--- BEGIN Provided data ---

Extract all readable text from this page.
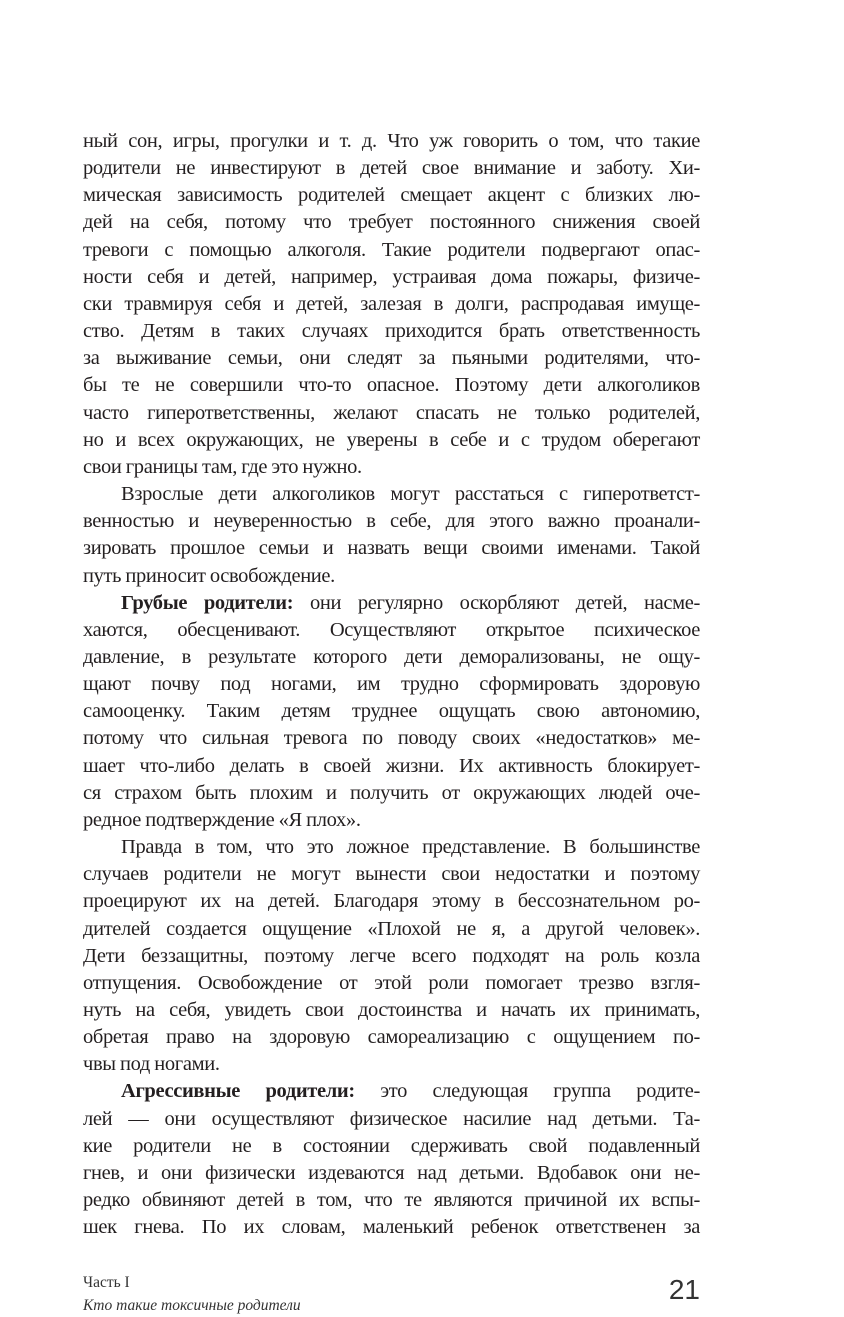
ный сон, игры, прогулки и т. д. Что уж говорить о том, что такие
родители не инвестируют в детей свое внимание и заботу. Хи-
мическая зависимость родителей смещает акцент с близких лю-
дей на себя, потому что требует постоянного снижения своей
тревоги с помощью алкоголя. Такие родители подвергают опас-
ности себя и детей, например, устраивая дома пожары, физиче-
ски травмируя себя и детей, залезая в долги, распродавая имуще-
ство. Детям в таких случаях приходится брать ответственность
за выживание семьи, они следят за пьяными родителями, что-
бы те не совершили что-то опасное. Поэтому дети алкоголиков
часто гиперответственны, желают спасать не только родителей,
но и всех окружающих, не уверены в себе и с трудом оберегают
свои границы там, где это нужно.
Взрослые дети алкоголиков могут расстаться с гиперответст-
венностью и неуверенностью в себе, для этого важно проанали-
зировать прошлое семьи и назвать вещи своими именами. Такой
путь приносит освобождение.
Грубые родители: они регулярно оскорбляют детей, насме-
хаются, обесценивают. Осуществляют открытое психическое
давление, в результате которого дети деморализованы, не ощу-
щают почву под ногами, им трудно сформировать здоровую
самооценку. Таким детям труднее ощущать свою автономию,
потому что сильная тревога по поводу своих «недостатков» ме-
шает что-либо делать в своей жизни. Их активность блокирует-
ся страхом быть плохим и получить от окружающих людей оче-
редное подтверждение «Я плох».
Правда в том, что это ложное представление. В большинстве
случаев родители не могут вынести свои недостатки и поэтому
проецируют их на детей. Благодаря этому в бессознательном ро-
дителей создается ощущение «Плохой не я, а другой человек».
Дети беззащитны, поэтому легче всего подходят на роль козла
отпущения. Освобождение от этой роли помогает трезво взгля-
нуть на себя, увидеть свои достоинства и начать их принимать,
обретая право на здоровую самореализацию с ощущением по-
чвы под ногами.
Агрессивные родители: это следующая группа родите-
лей — они осуществляют физическое насилие над детьми. Та-
кие родители не в состоянии сдерживать свой подавленный
гнев, и они физически издеваются над детьми. Вдобавок они не-
редко обвиняют детей в том, что те являются причиной их вспы-
шек гнева. По их словам, маленький ребенок ответственен за
Часть I
Кто такие токсичные родители
21
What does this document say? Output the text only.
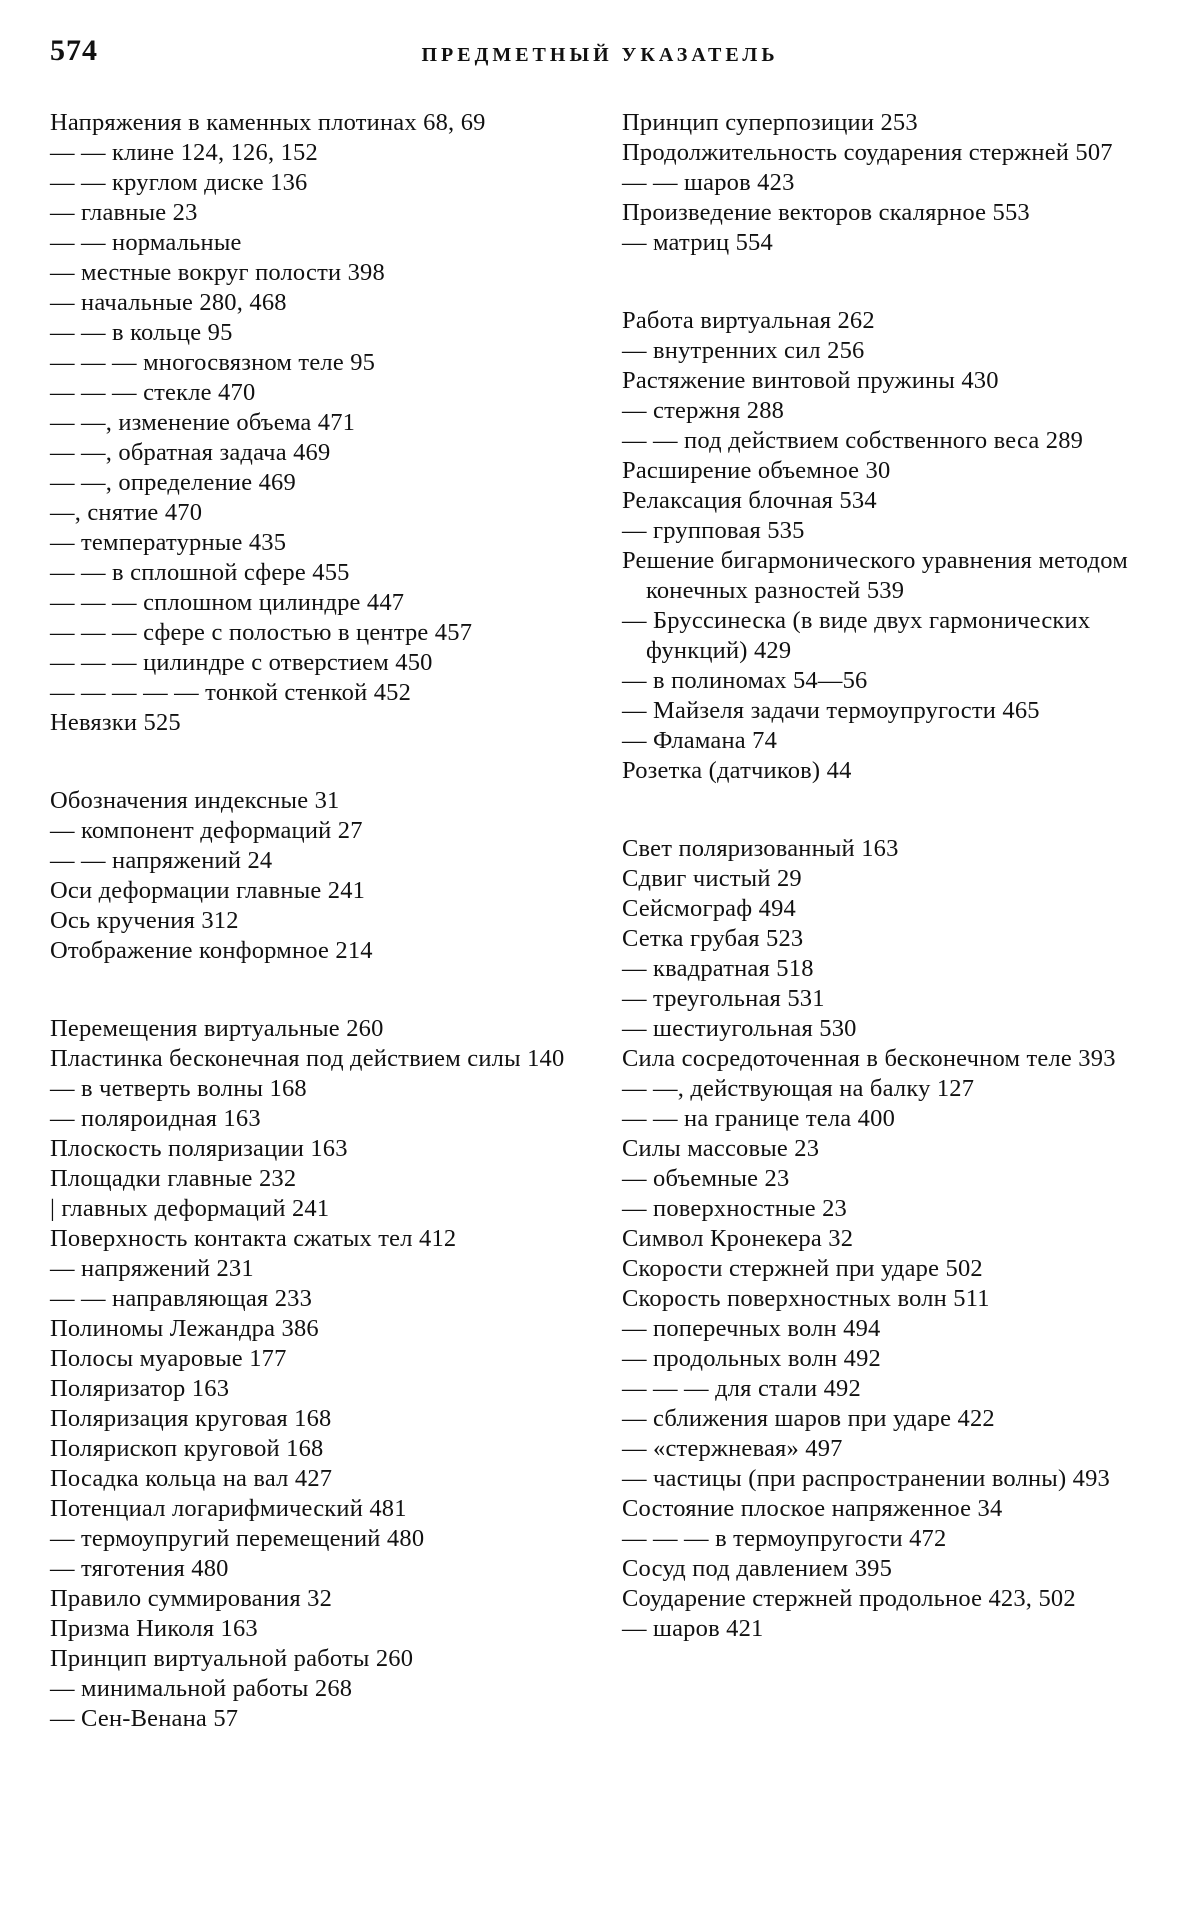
574	ПРЕДМЕТНЫЙ УКАЗАТЕЛЬ
Напряжения в каменных плотинах 68, 69
— — клине 124, 126, 152
— — круглом диске 136
— главные 23
— — нормальные
— местные вокруг полости 398
— начальные 280, 468
— — в кольце 95
— — — многосвязном теле 95
— — — стекле 470
— —, изменение объема 471
— —, обратная задача 469
— —, определение 469
—, снятие 470
— температурные 435
— — в сплошной сфере 455
— — — сплошном цилиндре 447
— — — сфере с полостью в центре 457
— — — цилиндре с отверстием 450
— — — — — тонкой стенкой 452
Невязки 525
Обозначения индексные 31
— компонент деформаций 27
— — напряжений 24
Оси деформации главные 241
Ось кручения 312
Отображение конформное 214
Перемещения виртуальные 260
Пластинка бесконечная под действием силы 140
— в четверть волны 168
— поляроидная 163
Плоскость поляризации 163
Площадки главные 232
| главных деформаций 241
Поверхность контакта сжатых тел 412
— напряжений 231
— — направляющая 233
Полиномы Лежандра 386
Полосы муаровые 177
Поляризатор 163
Поляризация круговая 168
Полярископ круговой 168
Посадка кольца на вал 427
Потенциал логарифмический 481
— термоупругий перемещений 480
— тяготения 480
Правило суммирования 32
Призма Николя 163
Принцип виртуальной работы 260
— минимальной работы 268
— Сен-Венана 57
Принцип суперпозиции 253
Продолжительность соударения стержней 507
— — шаров 423
Произведение векторов скалярное 553
— матриц 554
Работа виртуальная 262
— внутренних сил 256
Растяжение винтовой пружины 430
— стержня 288
— — под действием собственного веса 289
Расширение объемное 30
Релаксация блочная 534
— групповая 535
Решение бигармонического уравнения методом конечных разностей 539
— Бруссинеска (в виде двух гармонических функций) 429
— в полиномах 54—56
— Майзеля задачи термоупругости 465
— Фламана 74
Розетка (датчиков) 44
Свет поляризованный 163
Сдвиг чистый 29
Сейсмограф 494
Сетка грубая 523
— квадратная 518
— треугольная 531
— шестиугольная 530
Сила сосредоточенная в бесконечном теле 393
— —, действующая на балку 127
— — на границе тела 400
Силы массовые 23
— объемные 23
— поверхностные 23
Символ Кронекера 32
Скорости стержней при ударе 502
Скорость поверхностных волн 511
— поперечных волн 494
— продольных волн 492
— — — для стали 492
— сближения шаров при ударе 422
— «стержневая» 497
— частицы (при распространении волны) 493
Состояние плоское напряженное 34
— — — в термоупругости 472
Сосуд под давлением 395
Соударение стержней продольное 423, 502
— шаров 421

--- END Provided data ---

**Directions for this task**
Write every entry out again exactly, dropping the pictures.

**Problem solution**
Extract all readable text from this page.
ный сон, игры, прогулки и т. д. Что уж говорить о том, что такие
родители не инвестируют в детей свое внимание и заботу. Хи-
мическая зависимость родителей смещает акцент с близких лю-
дей на себя, потому что требует постоянного снижения своей
тревоги с помощью алкоголя. Такие родители подвергают опас-
ности себя и детей, например, устраивая дома пожары, физиче-
ски травмируя себя и детей, залезая в долги, распродавая имуще-
ство. Детям в таких случаях приходится брать ответственность
за выживание семьи, они следят за пьяными родителями, что-
бы те не совершили что-то опасное. Поэтому дети алкоголиков
часто гиперответственны, желают спасать не только родителей,
но и всех окружающих, не уверены в себе и с трудом оберегают
свои границы там, где это нужно.
Взрослые дети алкоголиков могут расстаться с гиперответст-
венностью и неуверенностью в себе, для этого важно проанали-
зировать прошлое семьи и назвать вещи своими именами. Такой
путь приносит освобождение.
Грубые родители: они регулярно оскорбляют детей, насме-
хаются, обесценивают. Осуществляют открытое психическое
давление, в результате которого дети деморализованы, не ощу-
щают почву под ногами, им трудно сформировать здоровую
самооценку. Таким детям труднее ощущать свою автономию,
потому что сильная тревога по поводу своих «недостатков» ме-
шает что-либо делать в своей жизни. Их активность блокирует-
ся страхом быть плохим и получить от окружающих людей оче-
редное подтверждение «Я плох».
Правда в том, что это ложное представление. В большинстве
случаев родители не могут вынести свои недостатки и поэтому
проецируют их на детей. Благодаря этому в бессознательном ро-
дителей создается ощущение «Плохой не я, а другой человек».
Дети беззащитны, поэтому легче всего подходят на роль козла
отпущения. Освобождение от этой роли помогает трезво взгля-
нуть на себя, увидеть свои достоинства и начать их принимать,
обретая право на здоровую самореализацию с ощущением по-
чвы под ногами.
Агрессивные родители: это следующая группа родите-
лей — они осуществляют физическое насилие над детьми. Та-
кие родители не в состоянии сдерживать свой подавленный
гнев, и они физически издеваются над детьми. Вдобавок они не-
редко обвиняют детей в том, что те являются причиной их вспы-
шек гнева. По их словам, маленький ребенок ответственен за
Часть I
Кто такие токсичные родители
21
What does this document say? Output the text only.
574	ПРЕДМЕТНЫЙ УКАЗАТЕЛЬ
Напряжения в каменных плотинах 68, 69
— — клине 124, 126, 152
— — круглом диске 136
— главные 23
— — нормальные
— местные вокруг полости 398
— начальные 280, 468
— — в кольце 95
— — — многосвязном теле 95
— — — стекле 470
— —, изменение объема 471
— —, обратная задача 469
— —, определение 469
—, снятие 470
— температурные 435
— — в сплошной сфере 455
— — — сплошном цилиндре 447
— — — сфере с полостью в центре 457
— — — цилиндре с отверстием 450
— — — — — тонкой стенкой 452
Невязки 525
Обозначения индексные 31
— компонент деформаций 27
— — напряжений 24
Оси деформации главные 241
Ось кручения 312
Отображение конформное 214
Перемещения виртуальные 260
Пластинка бесконечная под действием силы 140
— в четверть волны 168
— поляроидная 163
Плоскость поляризации 163
Площадки главные 232
| главных деформаций 241
Поверхность контакта сжатых тел 412
— напряжений 231
— — направляющая 233
Полиномы Лежандра 386
Полосы муаровые 177
Поляризатор 163
Поляризация круговая 168
Полярископ круговой 168
Посадка кольца на вал 427
Потенциал логарифмический 481
— термоупругий перемещений 480
— тяготения 480
Правило суммирования 32
Призма Николя 163
Принцип виртуальной работы 260
— минимальной работы 268
— Сен-Венана 57
Принцип суперпозиции 253
Продолжительность соударения стержней 507
— — шаров 423
Произведение векторов скалярное 553
— матриц 554
Работа виртуальная 262
— внутренних сил 256
Растяжение винтовой пружины 430
— стержня 288
— — под действием собственного веса 289
Расширение объемное 30
Релаксация блочная 534
— групповая 535
Решение бигармонического уравнения методом конечных разностей 539
— Бруссинеска (в виде двух гармонических функций) 429
— в полиномах 54—56
— Майзеля задачи термоупругости 465
— Фламана 74
Розетка (датчиков) 44
Свет поляризованный 163
Сдвиг чистый 29
Сейсмограф 494
Сетка грубая 523
— квадратная 518
— треугольная 531
— шестиугольная 530
Сила сосредоточенная в бесконечном теле 393
— —, действующая на балку 127
— — на границе тела 400
Силы массовые 23
— объемные 23
— поверхностные 23
Символ Кронекера 32
Скорости стержней при ударе 502
Скорость поверхностных волн 511
— поперечных волн 494
— продольных волн 492
— — — для стали 492
— сближения шаров при ударе 422
— «стержневая» 497
— частицы (при распространении волны) 493
Состояние плоское напряженное 34
— — — в термоупругости 472
Сосуд под давлением 395
Соударение стержней продольное 423, 502
— шаров 421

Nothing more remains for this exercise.